[ENTRIES start]

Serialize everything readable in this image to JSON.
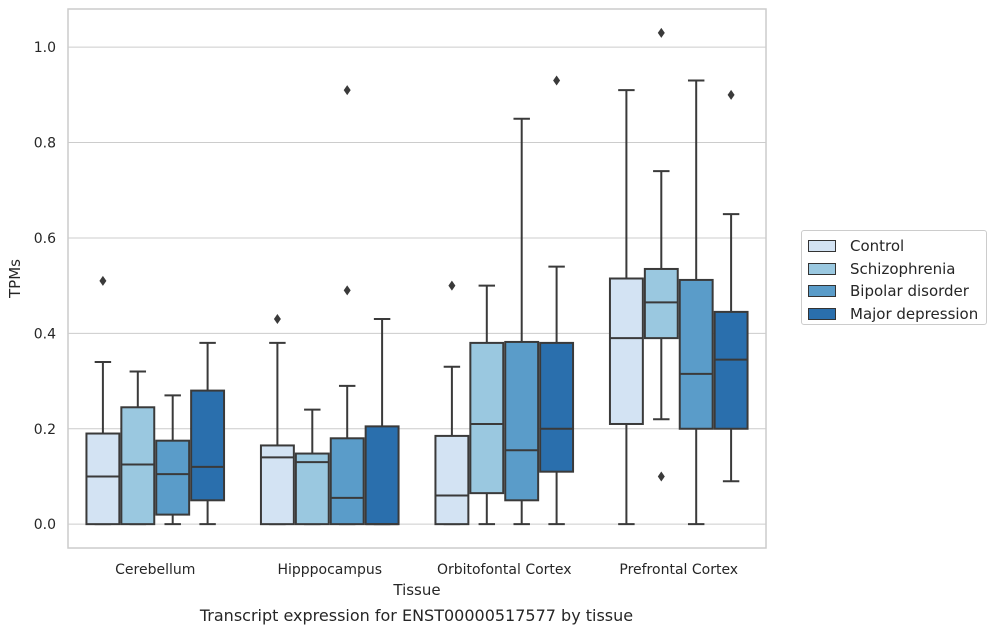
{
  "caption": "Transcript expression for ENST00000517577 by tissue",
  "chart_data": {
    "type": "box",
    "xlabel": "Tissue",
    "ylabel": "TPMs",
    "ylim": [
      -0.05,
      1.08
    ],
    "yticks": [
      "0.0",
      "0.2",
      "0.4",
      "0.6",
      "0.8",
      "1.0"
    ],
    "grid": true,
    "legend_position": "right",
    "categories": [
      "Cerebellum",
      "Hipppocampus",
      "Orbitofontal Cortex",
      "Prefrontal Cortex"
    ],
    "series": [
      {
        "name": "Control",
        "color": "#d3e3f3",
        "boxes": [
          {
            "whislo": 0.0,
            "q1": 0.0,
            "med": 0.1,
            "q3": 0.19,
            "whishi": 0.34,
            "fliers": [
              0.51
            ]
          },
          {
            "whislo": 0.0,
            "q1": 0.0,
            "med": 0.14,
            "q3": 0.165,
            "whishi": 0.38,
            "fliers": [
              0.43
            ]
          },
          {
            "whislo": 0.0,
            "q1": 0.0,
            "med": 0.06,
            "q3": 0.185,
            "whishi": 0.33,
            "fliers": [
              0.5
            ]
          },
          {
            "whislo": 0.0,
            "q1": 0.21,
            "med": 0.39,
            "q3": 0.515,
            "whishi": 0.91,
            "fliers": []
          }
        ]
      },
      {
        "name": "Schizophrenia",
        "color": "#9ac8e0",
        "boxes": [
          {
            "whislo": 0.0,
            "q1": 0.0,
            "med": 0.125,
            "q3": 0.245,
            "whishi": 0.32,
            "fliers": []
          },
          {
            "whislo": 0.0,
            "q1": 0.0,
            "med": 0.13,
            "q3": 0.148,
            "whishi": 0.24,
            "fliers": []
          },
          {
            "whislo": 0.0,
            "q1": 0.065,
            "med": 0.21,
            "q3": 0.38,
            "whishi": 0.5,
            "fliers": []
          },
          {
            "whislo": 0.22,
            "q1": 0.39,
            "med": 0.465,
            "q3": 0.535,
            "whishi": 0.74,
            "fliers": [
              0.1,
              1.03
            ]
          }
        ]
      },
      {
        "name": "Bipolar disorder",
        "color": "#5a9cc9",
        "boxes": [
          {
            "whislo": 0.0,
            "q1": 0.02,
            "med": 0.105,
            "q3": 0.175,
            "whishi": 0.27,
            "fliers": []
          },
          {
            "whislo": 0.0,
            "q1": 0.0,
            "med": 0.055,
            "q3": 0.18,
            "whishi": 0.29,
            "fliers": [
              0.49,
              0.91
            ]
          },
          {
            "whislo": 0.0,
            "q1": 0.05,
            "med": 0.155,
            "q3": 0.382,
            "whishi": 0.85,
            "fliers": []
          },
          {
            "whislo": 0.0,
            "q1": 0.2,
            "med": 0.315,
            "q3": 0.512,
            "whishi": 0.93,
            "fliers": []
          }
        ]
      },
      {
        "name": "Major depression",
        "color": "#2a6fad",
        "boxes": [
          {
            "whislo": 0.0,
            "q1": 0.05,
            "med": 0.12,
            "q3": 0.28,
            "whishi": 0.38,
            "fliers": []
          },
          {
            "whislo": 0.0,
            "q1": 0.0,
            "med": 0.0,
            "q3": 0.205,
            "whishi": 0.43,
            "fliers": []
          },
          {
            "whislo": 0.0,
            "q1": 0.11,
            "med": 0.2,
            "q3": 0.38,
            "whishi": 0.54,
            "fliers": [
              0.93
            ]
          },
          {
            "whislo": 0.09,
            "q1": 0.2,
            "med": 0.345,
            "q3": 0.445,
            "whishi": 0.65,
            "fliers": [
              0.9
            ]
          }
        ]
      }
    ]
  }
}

[ENTRIES end]
[ENTRIES start]

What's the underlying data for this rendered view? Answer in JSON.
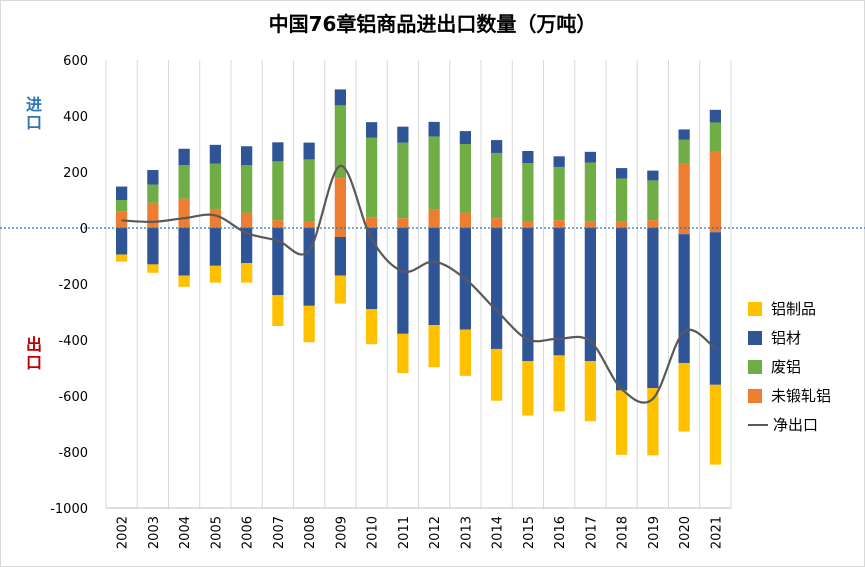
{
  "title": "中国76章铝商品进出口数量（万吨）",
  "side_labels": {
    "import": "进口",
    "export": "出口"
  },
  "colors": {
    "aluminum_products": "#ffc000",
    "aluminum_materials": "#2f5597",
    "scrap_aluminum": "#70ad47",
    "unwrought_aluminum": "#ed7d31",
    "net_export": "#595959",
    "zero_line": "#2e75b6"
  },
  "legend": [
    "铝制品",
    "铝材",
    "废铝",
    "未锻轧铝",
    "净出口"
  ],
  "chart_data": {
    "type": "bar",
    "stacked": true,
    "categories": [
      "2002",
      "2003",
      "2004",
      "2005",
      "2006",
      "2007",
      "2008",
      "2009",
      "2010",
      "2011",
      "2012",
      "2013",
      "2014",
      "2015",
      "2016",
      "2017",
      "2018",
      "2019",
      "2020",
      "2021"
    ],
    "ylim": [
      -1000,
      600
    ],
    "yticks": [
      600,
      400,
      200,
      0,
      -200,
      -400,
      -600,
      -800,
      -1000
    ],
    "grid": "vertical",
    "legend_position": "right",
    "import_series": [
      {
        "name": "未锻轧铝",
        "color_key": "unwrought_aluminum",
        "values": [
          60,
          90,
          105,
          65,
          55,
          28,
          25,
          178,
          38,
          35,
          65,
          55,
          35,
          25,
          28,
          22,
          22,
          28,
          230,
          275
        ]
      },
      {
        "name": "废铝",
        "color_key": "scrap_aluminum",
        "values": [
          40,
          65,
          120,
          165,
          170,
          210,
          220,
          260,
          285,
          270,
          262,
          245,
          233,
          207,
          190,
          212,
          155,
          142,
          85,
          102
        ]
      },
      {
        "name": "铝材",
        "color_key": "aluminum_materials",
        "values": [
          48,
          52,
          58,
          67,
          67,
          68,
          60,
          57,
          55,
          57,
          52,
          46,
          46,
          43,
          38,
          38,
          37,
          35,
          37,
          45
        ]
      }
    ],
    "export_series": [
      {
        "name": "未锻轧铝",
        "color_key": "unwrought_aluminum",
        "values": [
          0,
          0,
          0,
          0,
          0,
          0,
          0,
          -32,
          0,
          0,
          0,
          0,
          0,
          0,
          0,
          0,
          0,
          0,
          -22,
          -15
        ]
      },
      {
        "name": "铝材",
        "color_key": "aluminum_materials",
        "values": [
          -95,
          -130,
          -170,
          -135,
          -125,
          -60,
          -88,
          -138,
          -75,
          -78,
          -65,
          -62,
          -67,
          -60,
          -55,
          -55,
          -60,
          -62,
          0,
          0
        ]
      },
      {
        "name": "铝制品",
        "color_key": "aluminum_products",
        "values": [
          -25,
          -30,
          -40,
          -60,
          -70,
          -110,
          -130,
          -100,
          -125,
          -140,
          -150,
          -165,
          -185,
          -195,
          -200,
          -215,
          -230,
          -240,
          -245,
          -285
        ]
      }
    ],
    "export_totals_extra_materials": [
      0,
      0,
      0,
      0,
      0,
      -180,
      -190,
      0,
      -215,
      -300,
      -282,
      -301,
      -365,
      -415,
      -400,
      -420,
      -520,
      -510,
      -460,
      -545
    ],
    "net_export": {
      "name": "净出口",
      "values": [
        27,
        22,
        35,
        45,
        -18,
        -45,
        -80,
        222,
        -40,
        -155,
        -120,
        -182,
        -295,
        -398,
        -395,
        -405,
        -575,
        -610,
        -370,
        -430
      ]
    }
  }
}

[ENTRIES end]

### PROBLEM
Count each line with "this" in it and report that figure by itself.

### FULL OUTPUT
2